▶ **Exercise instructions**
**A.** Copy the AI bot traffic passage word for word, from "These results are" up to and including "reshaping online traffic.".
**B.** List every number that appears in the AI bot traffic passage, along with the month name or percent sign attached to it.

▶ **Document segment**
These results are derived from traffic analyzed between April 16 and July 15 across two of the company’s offerings, Next Gen WAF and Bot Management, and illustrate, the company said, how AI-driven automation is reshaping online traffic.
For the purpose of the report, its authors categorized AI bots into two types: Crawlers and Fetchers. Crawler bots, they wrote, “ operate similarly to search engine crawlers — they systematically scan websites to collect content for building searchable indexes or training language models. This process is a precondition to the model’s ‘training’ phase.”
Fetcher bots, on the other hand, they said, “access website content in response to user actions. For example, when a user requests up-to-date information on a specific topic, a fetcher bot retrieves the relevant page in real time. They are also used to help surface website links that match a user’s search query, directing them to the most relevant content. Crawler bots contribute nearly 80% of the total AI bot request volume, with fetcher bots making up the remaining 20%.”

▶ **Material provided**
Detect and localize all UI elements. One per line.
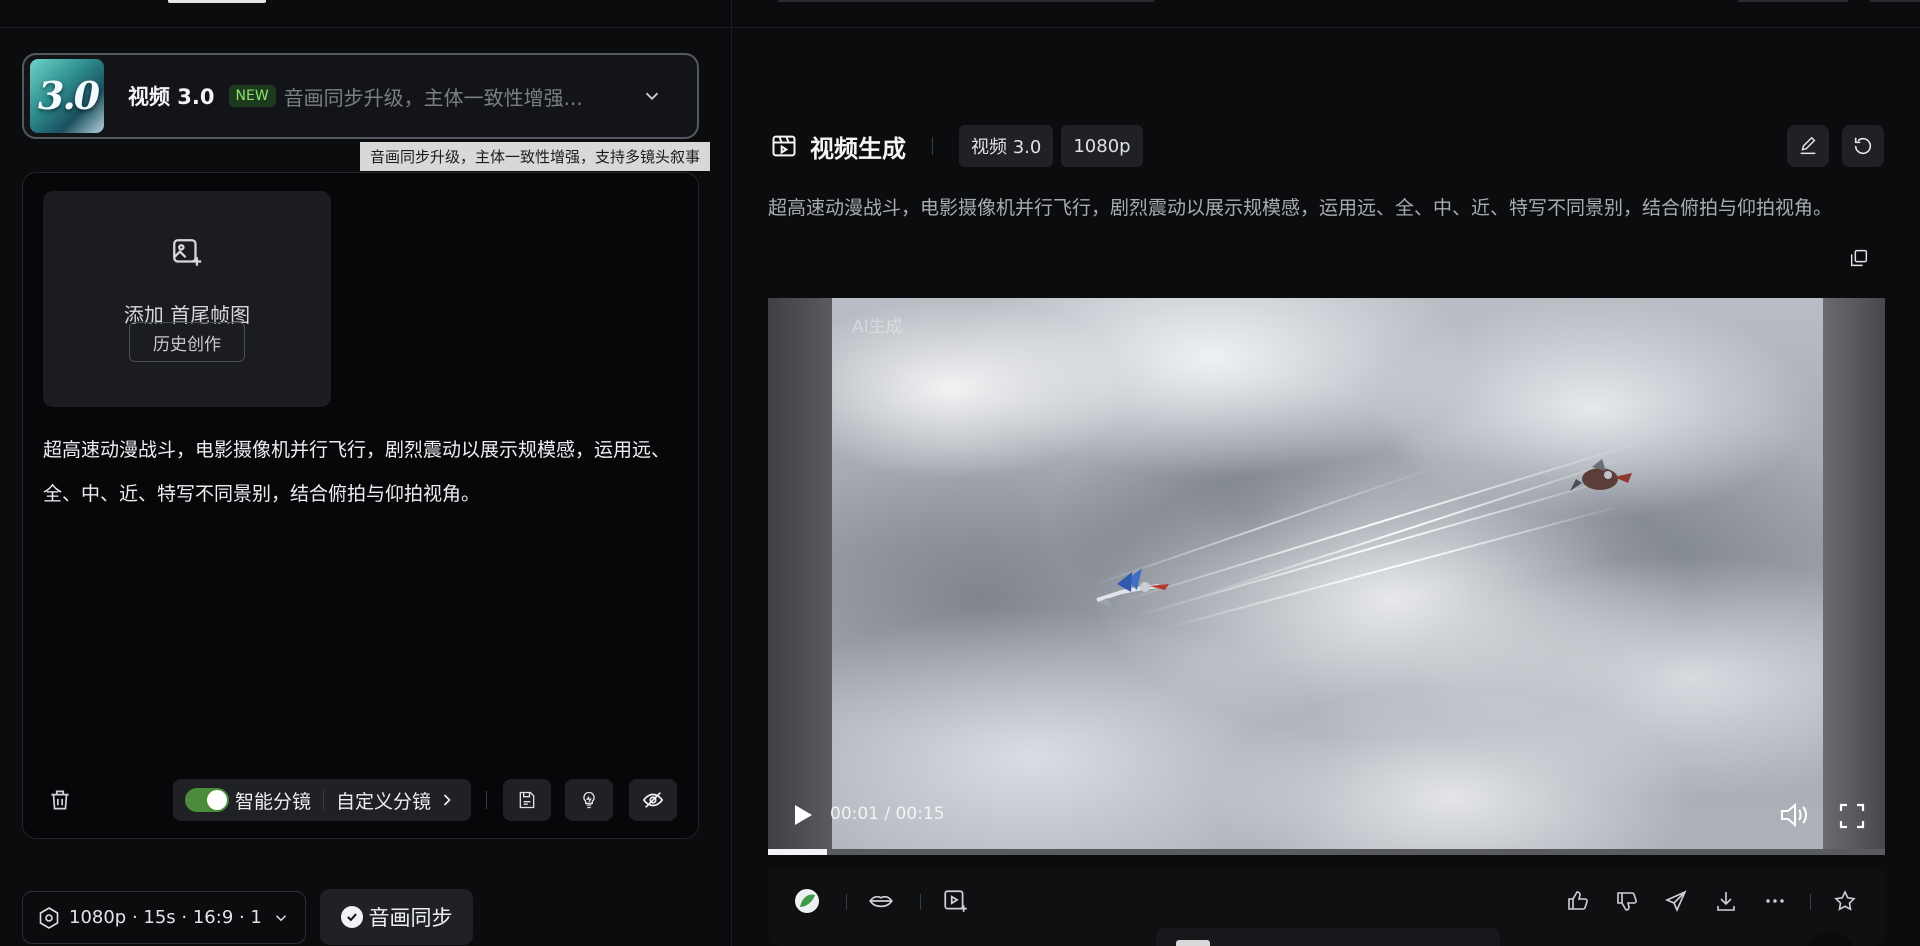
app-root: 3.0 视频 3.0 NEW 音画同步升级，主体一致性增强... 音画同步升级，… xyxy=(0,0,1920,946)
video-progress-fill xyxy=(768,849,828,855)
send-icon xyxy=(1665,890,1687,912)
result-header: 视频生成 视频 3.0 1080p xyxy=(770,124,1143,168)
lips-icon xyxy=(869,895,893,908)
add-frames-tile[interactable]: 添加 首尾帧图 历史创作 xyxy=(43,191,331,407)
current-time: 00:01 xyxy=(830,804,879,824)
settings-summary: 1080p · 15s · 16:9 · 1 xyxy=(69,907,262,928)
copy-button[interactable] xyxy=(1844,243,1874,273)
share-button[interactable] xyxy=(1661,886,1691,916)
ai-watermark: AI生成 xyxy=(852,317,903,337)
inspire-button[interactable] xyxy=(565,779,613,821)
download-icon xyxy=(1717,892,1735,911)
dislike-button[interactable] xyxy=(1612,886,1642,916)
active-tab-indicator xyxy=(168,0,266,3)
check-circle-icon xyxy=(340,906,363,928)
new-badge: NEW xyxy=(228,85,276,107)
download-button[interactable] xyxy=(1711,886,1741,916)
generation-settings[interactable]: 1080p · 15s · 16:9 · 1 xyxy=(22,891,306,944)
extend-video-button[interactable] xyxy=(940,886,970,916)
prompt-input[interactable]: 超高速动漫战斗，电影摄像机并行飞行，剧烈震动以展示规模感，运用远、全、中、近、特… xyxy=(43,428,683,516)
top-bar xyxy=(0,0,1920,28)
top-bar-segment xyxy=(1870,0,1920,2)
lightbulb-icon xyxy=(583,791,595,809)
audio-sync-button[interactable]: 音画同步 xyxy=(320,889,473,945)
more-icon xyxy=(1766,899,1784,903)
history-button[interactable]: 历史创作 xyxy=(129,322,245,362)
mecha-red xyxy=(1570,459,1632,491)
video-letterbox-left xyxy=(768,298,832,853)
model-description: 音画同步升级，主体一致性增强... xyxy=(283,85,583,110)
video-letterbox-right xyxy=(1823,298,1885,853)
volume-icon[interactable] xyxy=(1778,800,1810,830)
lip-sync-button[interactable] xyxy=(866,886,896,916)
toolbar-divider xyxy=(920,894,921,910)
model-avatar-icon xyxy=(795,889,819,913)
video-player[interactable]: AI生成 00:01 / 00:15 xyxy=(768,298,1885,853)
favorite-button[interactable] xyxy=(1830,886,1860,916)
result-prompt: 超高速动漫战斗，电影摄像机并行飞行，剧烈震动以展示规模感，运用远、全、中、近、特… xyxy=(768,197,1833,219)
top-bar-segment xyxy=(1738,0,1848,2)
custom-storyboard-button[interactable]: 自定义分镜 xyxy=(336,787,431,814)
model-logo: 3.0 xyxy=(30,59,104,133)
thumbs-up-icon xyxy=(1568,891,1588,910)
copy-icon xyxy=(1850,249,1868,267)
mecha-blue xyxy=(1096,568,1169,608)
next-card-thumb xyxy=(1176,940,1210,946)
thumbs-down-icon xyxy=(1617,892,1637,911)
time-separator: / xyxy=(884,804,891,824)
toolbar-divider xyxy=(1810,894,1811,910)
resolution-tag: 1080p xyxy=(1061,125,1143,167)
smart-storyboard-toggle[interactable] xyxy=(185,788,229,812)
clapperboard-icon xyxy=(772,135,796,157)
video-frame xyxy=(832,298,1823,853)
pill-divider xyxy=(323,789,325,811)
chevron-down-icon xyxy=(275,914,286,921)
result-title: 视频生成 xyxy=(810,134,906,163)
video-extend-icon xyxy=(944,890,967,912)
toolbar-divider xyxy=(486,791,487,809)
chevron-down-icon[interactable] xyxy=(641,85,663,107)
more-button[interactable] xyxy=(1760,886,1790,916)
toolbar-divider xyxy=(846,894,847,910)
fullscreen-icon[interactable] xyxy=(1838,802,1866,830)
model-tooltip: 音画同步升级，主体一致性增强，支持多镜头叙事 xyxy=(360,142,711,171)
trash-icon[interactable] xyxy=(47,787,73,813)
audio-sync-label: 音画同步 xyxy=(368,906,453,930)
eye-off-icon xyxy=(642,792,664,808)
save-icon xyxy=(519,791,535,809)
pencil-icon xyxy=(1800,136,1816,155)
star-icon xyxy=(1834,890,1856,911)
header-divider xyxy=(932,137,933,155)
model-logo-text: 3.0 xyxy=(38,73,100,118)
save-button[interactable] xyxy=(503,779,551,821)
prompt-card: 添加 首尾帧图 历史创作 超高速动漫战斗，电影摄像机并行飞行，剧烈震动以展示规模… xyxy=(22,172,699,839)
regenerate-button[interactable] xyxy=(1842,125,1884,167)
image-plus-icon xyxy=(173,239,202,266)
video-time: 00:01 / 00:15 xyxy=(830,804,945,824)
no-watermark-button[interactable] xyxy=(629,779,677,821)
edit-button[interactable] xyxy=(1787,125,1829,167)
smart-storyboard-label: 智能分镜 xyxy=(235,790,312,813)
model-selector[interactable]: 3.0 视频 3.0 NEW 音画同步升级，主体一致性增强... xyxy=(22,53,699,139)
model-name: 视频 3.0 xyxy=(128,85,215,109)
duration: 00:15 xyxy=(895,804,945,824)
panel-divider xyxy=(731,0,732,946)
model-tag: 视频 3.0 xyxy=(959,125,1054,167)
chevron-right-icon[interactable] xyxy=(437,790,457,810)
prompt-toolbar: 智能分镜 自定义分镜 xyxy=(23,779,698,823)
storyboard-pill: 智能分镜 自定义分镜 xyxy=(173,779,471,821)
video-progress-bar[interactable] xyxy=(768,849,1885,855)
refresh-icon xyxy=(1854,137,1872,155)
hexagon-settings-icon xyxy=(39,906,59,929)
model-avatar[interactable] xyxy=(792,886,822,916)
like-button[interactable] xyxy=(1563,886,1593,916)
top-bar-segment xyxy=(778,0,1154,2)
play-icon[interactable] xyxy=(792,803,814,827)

▶ **Solutions by task**
**A.**
These results are derived from traffic analyzed between April 16 and July 15 across two of the company’s offerings, Next Gen WAF and Bot Management, and illustrate, the company said, how AI-driven automation is reshaping online traffic.

**B.**
April 16
July 15
80%
20%